===== DATA EXTRACT

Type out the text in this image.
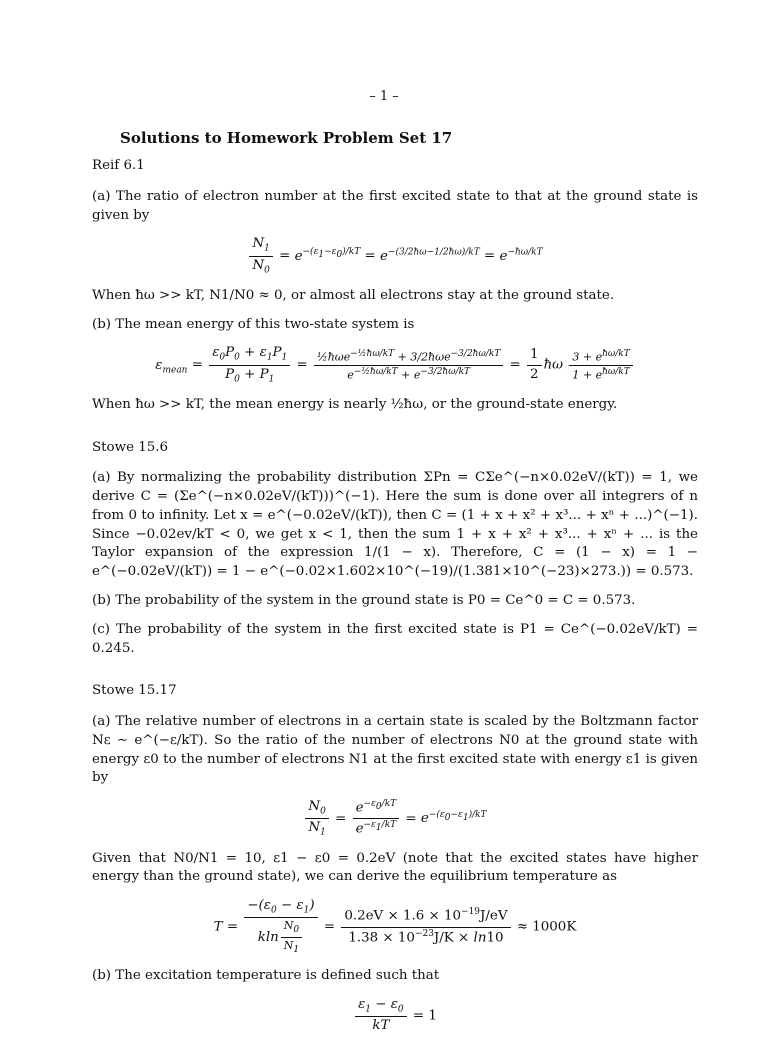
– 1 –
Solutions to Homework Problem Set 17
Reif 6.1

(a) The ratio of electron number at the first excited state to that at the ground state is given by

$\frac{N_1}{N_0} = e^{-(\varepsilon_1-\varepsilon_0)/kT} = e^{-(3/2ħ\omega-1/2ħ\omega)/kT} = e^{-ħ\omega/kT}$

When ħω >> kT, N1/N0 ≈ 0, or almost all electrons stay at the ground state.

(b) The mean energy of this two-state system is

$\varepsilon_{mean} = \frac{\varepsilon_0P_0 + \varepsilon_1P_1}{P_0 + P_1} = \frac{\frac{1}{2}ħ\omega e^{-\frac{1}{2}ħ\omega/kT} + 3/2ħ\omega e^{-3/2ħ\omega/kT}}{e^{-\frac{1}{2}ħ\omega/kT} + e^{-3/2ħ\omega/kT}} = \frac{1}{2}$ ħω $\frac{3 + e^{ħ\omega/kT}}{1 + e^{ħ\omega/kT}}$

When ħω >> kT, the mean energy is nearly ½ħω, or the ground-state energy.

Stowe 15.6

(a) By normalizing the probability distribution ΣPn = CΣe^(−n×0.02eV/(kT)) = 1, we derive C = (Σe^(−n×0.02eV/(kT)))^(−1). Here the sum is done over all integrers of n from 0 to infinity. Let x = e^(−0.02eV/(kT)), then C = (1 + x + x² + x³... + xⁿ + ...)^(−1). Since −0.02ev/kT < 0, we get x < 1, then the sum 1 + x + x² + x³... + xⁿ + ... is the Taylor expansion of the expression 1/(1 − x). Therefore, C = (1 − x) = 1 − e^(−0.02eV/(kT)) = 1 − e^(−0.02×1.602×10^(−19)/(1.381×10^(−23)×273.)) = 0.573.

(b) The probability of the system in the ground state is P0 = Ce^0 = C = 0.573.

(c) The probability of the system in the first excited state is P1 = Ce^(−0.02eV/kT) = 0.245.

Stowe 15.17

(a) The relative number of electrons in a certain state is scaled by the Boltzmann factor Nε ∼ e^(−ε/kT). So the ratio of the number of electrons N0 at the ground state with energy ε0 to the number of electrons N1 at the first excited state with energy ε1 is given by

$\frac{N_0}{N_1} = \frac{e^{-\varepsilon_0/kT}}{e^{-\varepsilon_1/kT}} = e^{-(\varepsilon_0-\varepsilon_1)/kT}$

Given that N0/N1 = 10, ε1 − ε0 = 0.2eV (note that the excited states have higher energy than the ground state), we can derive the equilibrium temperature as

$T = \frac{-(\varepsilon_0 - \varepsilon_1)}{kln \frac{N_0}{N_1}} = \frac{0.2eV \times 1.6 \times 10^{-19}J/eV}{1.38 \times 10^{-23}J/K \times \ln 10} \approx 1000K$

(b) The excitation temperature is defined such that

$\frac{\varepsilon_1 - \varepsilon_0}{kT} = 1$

==========

WHAT THE TASK ASKS:
Determine the number of lines containing "omega". Write only that number.

ANSWER IN FULL:
2